* WHAT YOU WILL DO
Copy each line where the word "programme" occurs.

* BEGIN EXERCISE MATERIAL *

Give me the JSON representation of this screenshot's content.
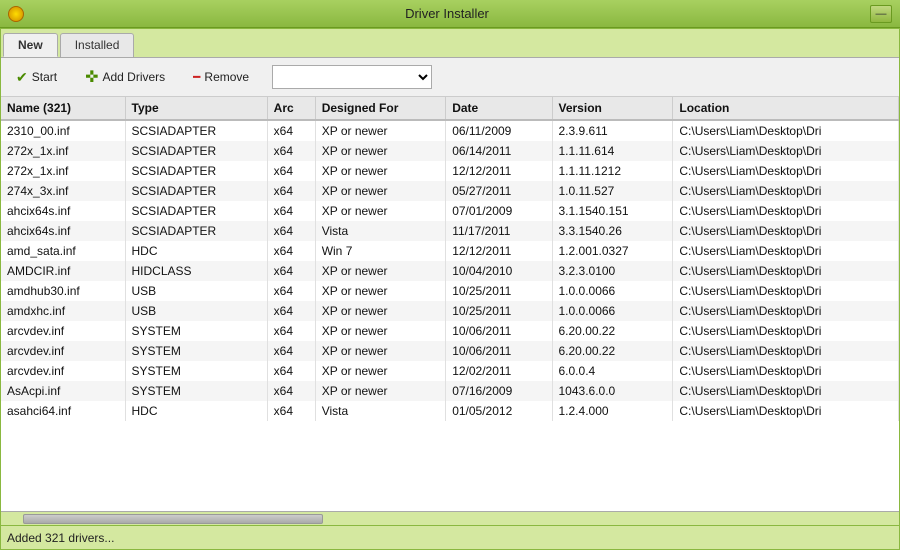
{
  "titleBar": {
    "title": "Driver Installer",
    "closeBtn": "—"
  },
  "tabs": [
    {
      "label": "New",
      "active": true
    },
    {
      "label": "Installed",
      "active": false
    }
  ],
  "toolbar": {
    "startLabel": "Start",
    "addDriversLabel": "Add Drivers",
    "removeLabel": "Remove",
    "dropdownPlaceholder": ""
  },
  "table": {
    "columns": [
      {
        "label": "Name (321)",
        "key": "name"
      },
      {
        "label": "Type",
        "key": "type"
      },
      {
        "label": "Arc",
        "key": "arc"
      },
      {
        "label": "Designed For",
        "key": "designedFor"
      },
      {
        "label": "Date",
        "key": "date"
      },
      {
        "label": "Version",
        "key": "version"
      },
      {
        "label": "Location",
        "key": "location"
      }
    ],
    "rows": [
      {
        "name": "2310_00.inf",
        "type": "SCSIADAPTER",
        "arc": "x64",
        "designedFor": "XP or newer",
        "date": "06/11/2009",
        "version": "2.3.9.611",
        "location": "C:\\Users\\Liam\\Desktop\\Dri"
      },
      {
        "name": "272x_1x.inf",
        "type": "SCSIADAPTER",
        "arc": "x64",
        "designedFor": "XP or newer",
        "date": "06/14/2011",
        "version": "1.1.11.614",
        "location": "C:\\Users\\Liam\\Desktop\\Dri"
      },
      {
        "name": "272x_1x.inf",
        "type": "SCSIADAPTER",
        "arc": "x64",
        "designedFor": "XP or newer",
        "date": "12/12/2011",
        "version": "1.1.11.1212",
        "location": "C:\\Users\\Liam\\Desktop\\Dri"
      },
      {
        "name": "274x_3x.inf",
        "type": "SCSIADAPTER",
        "arc": "x64",
        "designedFor": "XP or newer",
        "date": "05/27/2011",
        "version": "1.0.11.527",
        "location": "C:\\Users\\Liam\\Desktop\\Dri"
      },
      {
        "name": "ahcix64s.inf",
        "type": "SCSIADAPTER",
        "arc": "x64",
        "designedFor": "XP or newer",
        "date": "07/01/2009",
        "version": "3.1.1540.151",
        "location": "C:\\Users\\Liam\\Desktop\\Dri"
      },
      {
        "name": "ahcix64s.inf",
        "type": "SCSIADAPTER",
        "arc": "x64",
        "designedFor": "Vista",
        "date": "11/17/2011",
        "version": "3.3.1540.26",
        "location": "C:\\Users\\Liam\\Desktop\\Dri"
      },
      {
        "name": "amd_sata.inf",
        "type": "HDC",
        "arc": "x64",
        "designedFor": "Win 7",
        "date": "12/12/2011",
        "version": "1.2.001.0327",
        "location": "C:\\Users\\Liam\\Desktop\\Dri"
      },
      {
        "name": "AMDCIR.inf",
        "type": "HIDCLASS",
        "arc": "x64",
        "designedFor": "XP or newer",
        "date": "10/04/2010",
        "version": "3.2.3.0100",
        "location": "C:\\Users\\Liam\\Desktop\\Dri"
      },
      {
        "name": "amdhub30.inf",
        "type": "USB",
        "arc": "x64",
        "designedFor": "XP or newer",
        "date": "10/25/2011",
        "version": "1.0.0.0066",
        "location": "C:\\Users\\Liam\\Desktop\\Dri"
      },
      {
        "name": "amdxhc.inf",
        "type": "USB",
        "arc": "x64",
        "designedFor": "XP or newer",
        "date": "10/25/2011",
        "version": "1.0.0.0066",
        "location": "C:\\Users\\Liam\\Desktop\\Dri"
      },
      {
        "name": "arcvdev.inf",
        "type": "SYSTEM",
        "arc": "x64",
        "designedFor": "XP or newer",
        "date": "10/06/2011",
        "version": "6.20.00.22",
        "location": "C:\\Users\\Liam\\Desktop\\Dri"
      },
      {
        "name": "arcvdev.inf",
        "type": "SYSTEM",
        "arc": "x64",
        "designedFor": "XP or newer",
        "date": "10/06/2011",
        "version": "6.20.00.22",
        "location": "C:\\Users\\Liam\\Desktop\\Dri"
      },
      {
        "name": "arcvdev.inf",
        "type": "SYSTEM",
        "arc": "x64",
        "designedFor": "XP or newer",
        "date": "12/02/2011",
        "version": "6.0.0.4",
        "location": "C:\\Users\\Liam\\Desktop\\Dri"
      },
      {
        "name": "AsAcpi.inf",
        "type": "SYSTEM",
        "arc": "x64",
        "designedFor": "XP or newer",
        "date": "07/16/2009",
        "version": "1043.6.0.0",
        "location": "C:\\Users\\Liam\\Desktop\\Dri"
      },
      {
        "name": "asahci64.inf",
        "type": "HDC",
        "arc": "x64",
        "designedFor": "Vista",
        "date": "01/05/2012",
        "version": "1.2.4.000",
        "location": "C:\\Users\\Liam\\Desktop\\Dri"
      }
    ]
  },
  "statusBar": {
    "text": "Added 321 drivers..."
  }
}
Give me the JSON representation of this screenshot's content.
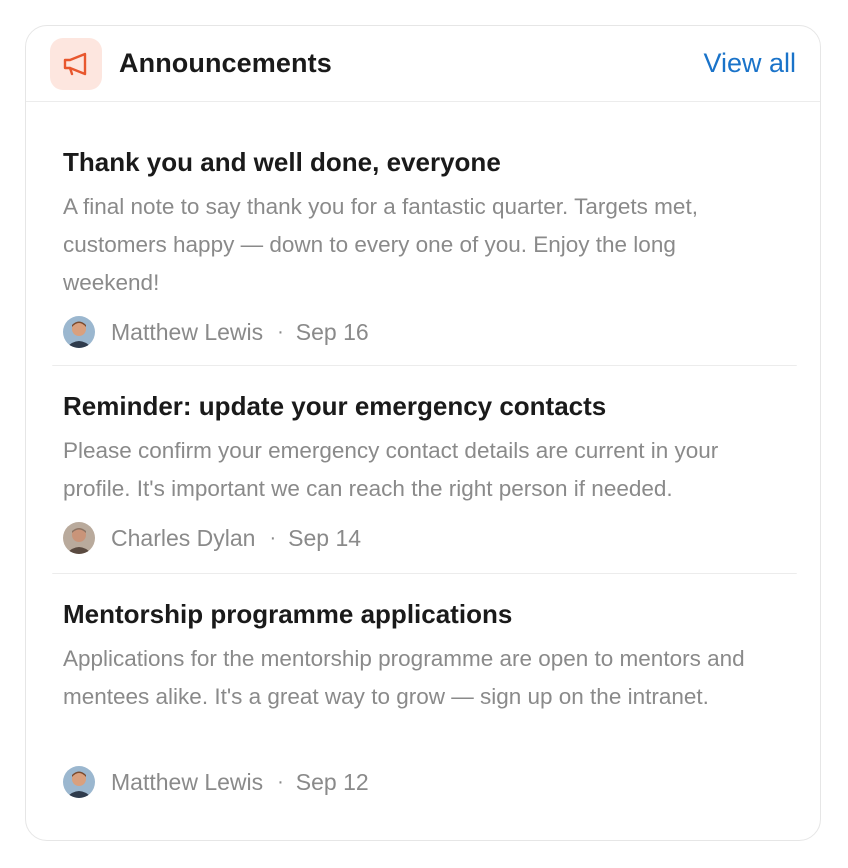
{
  "header": {
    "title": "Announcements",
    "view_all_label": "View all",
    "icon": "megaphone-icon",
    "accent_color": "#e8572e",
    "icon_bg_color": "#fde6df",
    "link_color": "#1a73c9"
  },
  "announcements": [
    {
      "title": "Thank you and well done, everyone",
      "body": "A final note to say thank you for a fantastic quarter. Targets met, customers happy — down to every one of you. Enjoy the long weekend!",
      "author": "Matthew Lewis",
      "separator": "·",
      "date": "Sep 16"
    },
    {
      "title": "Reminder: update your emergency contacts",
      "body": "Please confirm your emergency contact details are current in your profile. It's important we can reach the right person if needed.",
      "author": "Charles Dylan",
      "separator": "·",
      "date": "Sep 14"
    },
    {
      "title": "Mentorship programme applications",
      "body": "Applications for the mentorship programme are open to mentors and mentees alike. It's a great way to grow — sign up on the intranet.",
      "author": "Matthew Lewis",
      "separator": "·",
      "date": "Sep 12"
    }
  ]
}
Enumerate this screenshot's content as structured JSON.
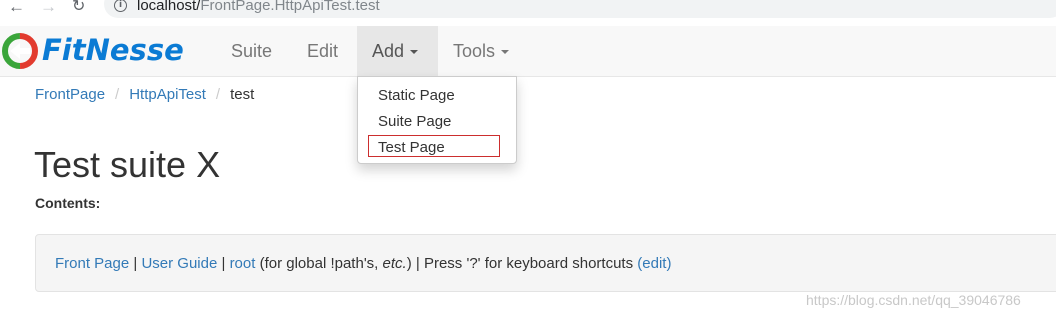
{
  "browser": {
    "url_host": "localhost/",
    "url_path": "FrontPage.HttpApiTest.test"
  },
  "navbar": {
    "brand": "FitNesse",
    "items": [
      {
        "label": "Suite"
      },
      {
        "label": "Edit"
      },
      {
        "label": "Add",
        "active": true
      },
      {
        "label": "Tools"
      }
    ]
  },
  "dropdown": {
    "items": [
      {
        "label": "Static Page"
      },
      {
        "label": "Suite Page"
      },
      {
        "label": "Test Page",
        "highlighted": true
      }
    ]
  },
  "breadcrumb": {
    "items": [
      "FrontPage",
      "HttpApiTest"
    ],
    "current": "test",
    "separator": "/"
  },
  "page": {
    "title": "Test suite X",
    "contents_label": "Contents:"
  },
  "footer": {
    "link_front_page": "Front Page",
    "sep1": " | ",
    "link_user_guide": "User Guide",
    "sep2": " | ",
    "link_root": "root",
    "text_global_pre": " (for global !path's, ",
    "text_etc": "etc.",
    "text_global_post": ") | Press '?' for keyboard shortcuts ",
    "link_edit": "(edit)"
  },
  "watermark": "https://blog.csdn.net/qq_39046786",
  "colors": {
    "brand": "#0b7bd4",
    "link": "#337ab7",
    "highlight_border": "#cc2e2e",
    "navbar_bg": "#f8f8f8"
  }
}
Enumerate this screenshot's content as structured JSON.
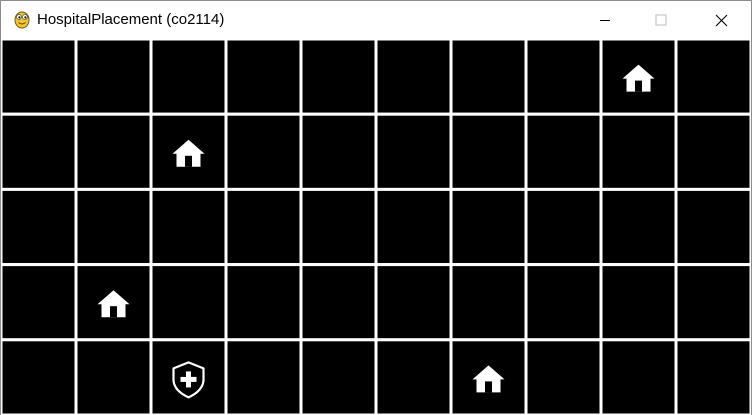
{
  "window": {
    "title": "HospitalPlacement (co2114)",
    "controls": [
      "minimize",
      "maximize",
      "close"
    ]
  },
  "board": {
    "columns": 10,
    "rows": 5,
    "cell_color": "#000000",
    "line_color": "#ffffff",
    "items": [
      {
        "type": "house",
        "icon": "house-icon",
        "row": 0,
        "col": 8
      },
      {
        "type": "house",
        "icon": "house-icon",
        "row": 1,
        "col": 2
      },
      {
        "type": "house",
        "icon": "house-icon",
        "row": 3,
        "col": 1
      },
      {
        "type": "hospital",
        "icon": "hospital-shield-icon",
        "row": 4,
        "col": 2
      },
      {
        "type": "house",
        "icon": "house-icon",
        "row": 4,
        "col": 6
      }
    ]
  }
}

* END EXERCISE MATERIAL *

* RESPONSE BELOW
      "title": "Mentorship programme applications",
      "body": "Applications for the mentorship programme are open to mentors and mentees alike. It's a great way to grow — sign up on the intranet.",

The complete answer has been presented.